### What you will do
Copy every line of the records below that holds the word "trata".

### Data for this exercise
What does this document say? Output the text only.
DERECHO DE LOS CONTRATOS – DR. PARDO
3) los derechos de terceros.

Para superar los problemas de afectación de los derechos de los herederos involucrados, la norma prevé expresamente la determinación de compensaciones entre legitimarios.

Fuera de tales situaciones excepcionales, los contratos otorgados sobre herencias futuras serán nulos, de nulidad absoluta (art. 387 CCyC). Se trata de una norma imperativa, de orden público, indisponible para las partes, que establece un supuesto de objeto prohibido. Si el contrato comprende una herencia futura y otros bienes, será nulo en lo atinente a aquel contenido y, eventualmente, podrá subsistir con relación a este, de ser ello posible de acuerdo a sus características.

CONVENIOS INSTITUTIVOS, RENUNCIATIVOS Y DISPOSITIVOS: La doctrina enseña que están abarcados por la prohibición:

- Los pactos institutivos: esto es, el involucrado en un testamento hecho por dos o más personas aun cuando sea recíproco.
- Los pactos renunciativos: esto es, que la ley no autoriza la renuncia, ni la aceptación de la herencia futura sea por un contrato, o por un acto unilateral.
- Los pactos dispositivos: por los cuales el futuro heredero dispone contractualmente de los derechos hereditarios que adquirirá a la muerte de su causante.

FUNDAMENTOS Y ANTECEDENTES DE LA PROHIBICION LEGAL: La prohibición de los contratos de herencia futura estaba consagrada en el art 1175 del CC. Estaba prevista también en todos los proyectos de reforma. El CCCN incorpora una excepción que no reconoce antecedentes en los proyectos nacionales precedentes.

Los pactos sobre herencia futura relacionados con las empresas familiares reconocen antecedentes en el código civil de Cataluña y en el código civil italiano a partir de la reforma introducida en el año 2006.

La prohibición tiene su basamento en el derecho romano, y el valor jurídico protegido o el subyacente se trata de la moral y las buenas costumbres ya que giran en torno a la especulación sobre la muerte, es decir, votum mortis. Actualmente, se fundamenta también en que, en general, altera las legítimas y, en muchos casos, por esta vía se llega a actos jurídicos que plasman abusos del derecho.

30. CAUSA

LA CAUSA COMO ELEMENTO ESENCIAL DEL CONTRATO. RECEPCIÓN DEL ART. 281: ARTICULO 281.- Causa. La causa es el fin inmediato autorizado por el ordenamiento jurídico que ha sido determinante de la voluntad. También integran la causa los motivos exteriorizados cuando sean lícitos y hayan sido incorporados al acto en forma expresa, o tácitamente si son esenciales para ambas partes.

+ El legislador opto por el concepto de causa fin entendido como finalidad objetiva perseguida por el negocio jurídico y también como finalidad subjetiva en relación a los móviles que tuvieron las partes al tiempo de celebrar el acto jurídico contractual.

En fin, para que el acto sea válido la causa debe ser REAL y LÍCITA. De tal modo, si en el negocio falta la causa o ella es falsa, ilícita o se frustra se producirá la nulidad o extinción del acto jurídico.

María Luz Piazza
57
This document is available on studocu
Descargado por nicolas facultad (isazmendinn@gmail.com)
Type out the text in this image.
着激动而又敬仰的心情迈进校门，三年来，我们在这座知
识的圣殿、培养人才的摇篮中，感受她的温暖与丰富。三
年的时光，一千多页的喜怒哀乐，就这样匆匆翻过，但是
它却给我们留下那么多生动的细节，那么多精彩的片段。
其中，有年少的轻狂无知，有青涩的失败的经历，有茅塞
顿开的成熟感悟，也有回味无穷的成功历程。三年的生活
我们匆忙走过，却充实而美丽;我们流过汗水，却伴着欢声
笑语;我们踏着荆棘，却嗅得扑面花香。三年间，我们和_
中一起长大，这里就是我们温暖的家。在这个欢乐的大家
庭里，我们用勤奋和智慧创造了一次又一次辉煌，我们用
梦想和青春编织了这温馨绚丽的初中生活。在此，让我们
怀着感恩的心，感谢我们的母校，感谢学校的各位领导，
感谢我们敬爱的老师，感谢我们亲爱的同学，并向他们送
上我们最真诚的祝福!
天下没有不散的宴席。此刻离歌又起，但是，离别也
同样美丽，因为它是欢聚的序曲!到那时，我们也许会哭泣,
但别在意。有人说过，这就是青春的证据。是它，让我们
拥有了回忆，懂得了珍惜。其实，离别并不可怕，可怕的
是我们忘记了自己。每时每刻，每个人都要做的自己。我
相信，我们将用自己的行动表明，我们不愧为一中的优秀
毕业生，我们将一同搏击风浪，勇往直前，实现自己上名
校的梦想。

### Exercise solution
Fuera de tales situaciones excepcionales, los contratos otorgados sobre herencias futuras serán nulos, de nulidad absoluta (art. 387 CCyC). Se trata de una norma imperativa, de orden público, indisponible para las partes, que establece un supuesto de objeto prohibido. Si el contrato comprende una herencia futura y otros bienes, será nulo en lo atinente a aquel contenido y, eventualmente, podrá subsistir con relación a este, de ser ello posible de acuerdo a sus características.
La prohibición tiene su basamento en el derecho romano, y el valor jurídico protegido o el subyacente se trata de la moral y las buenas costumbres ya que giran en torno a la especulación sobre la muerte, es decir, votum mortis. Actualmente, se fundamenta también en que, en general, altera las legítimas y, en muchos casos, por esta vía se llega a actos jurídicos que plasman abusos del derecho.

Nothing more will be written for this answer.